### [Input records]
----
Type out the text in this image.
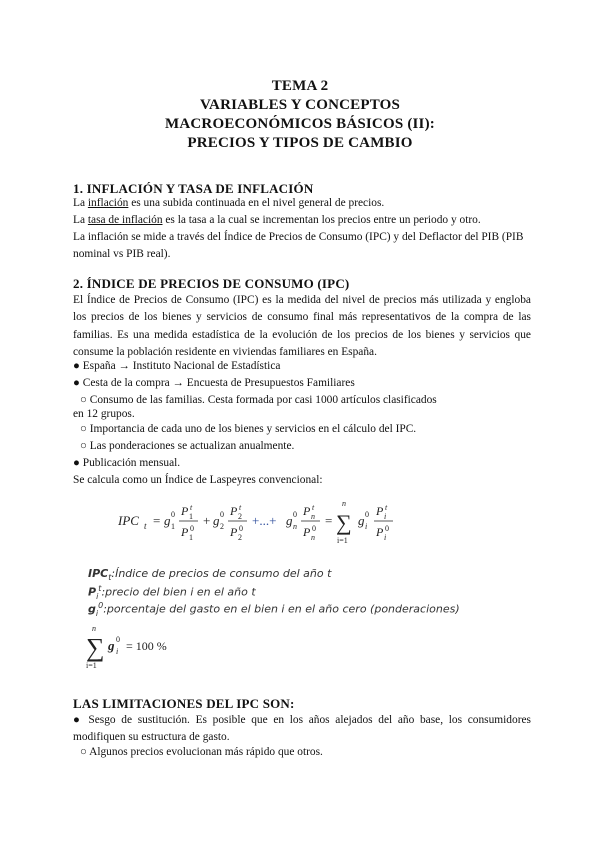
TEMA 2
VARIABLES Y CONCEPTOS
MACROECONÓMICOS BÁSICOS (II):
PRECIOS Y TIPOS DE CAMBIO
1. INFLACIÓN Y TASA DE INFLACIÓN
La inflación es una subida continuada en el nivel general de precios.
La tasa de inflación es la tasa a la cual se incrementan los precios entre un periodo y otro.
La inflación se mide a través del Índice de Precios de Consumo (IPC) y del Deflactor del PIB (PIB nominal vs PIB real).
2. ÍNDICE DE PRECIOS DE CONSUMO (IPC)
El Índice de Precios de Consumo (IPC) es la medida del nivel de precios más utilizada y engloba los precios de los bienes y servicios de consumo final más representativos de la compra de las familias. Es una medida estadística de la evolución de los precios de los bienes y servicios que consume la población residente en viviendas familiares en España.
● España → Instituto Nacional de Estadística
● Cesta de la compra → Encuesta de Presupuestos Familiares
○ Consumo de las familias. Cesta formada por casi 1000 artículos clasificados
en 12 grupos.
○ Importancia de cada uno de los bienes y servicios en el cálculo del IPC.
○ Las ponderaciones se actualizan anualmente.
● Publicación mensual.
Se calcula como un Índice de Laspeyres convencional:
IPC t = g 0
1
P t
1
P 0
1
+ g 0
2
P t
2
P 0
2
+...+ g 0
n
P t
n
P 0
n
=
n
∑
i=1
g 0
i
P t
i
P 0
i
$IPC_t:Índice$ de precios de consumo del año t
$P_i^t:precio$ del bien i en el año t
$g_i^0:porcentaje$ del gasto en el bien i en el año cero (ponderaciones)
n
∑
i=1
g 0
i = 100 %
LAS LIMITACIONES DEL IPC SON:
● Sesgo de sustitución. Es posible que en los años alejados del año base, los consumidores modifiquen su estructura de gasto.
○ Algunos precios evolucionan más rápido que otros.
----
### [What you have to do]
Search the data for the string "ponderaciones" and copy each line where it appears.

### [Answer to the exercise]
○ Las ponderaciones se actualizan anualmente.
$g_i^0:porcentaje$ del gasto en el bien i en el año cero (ponderaciones)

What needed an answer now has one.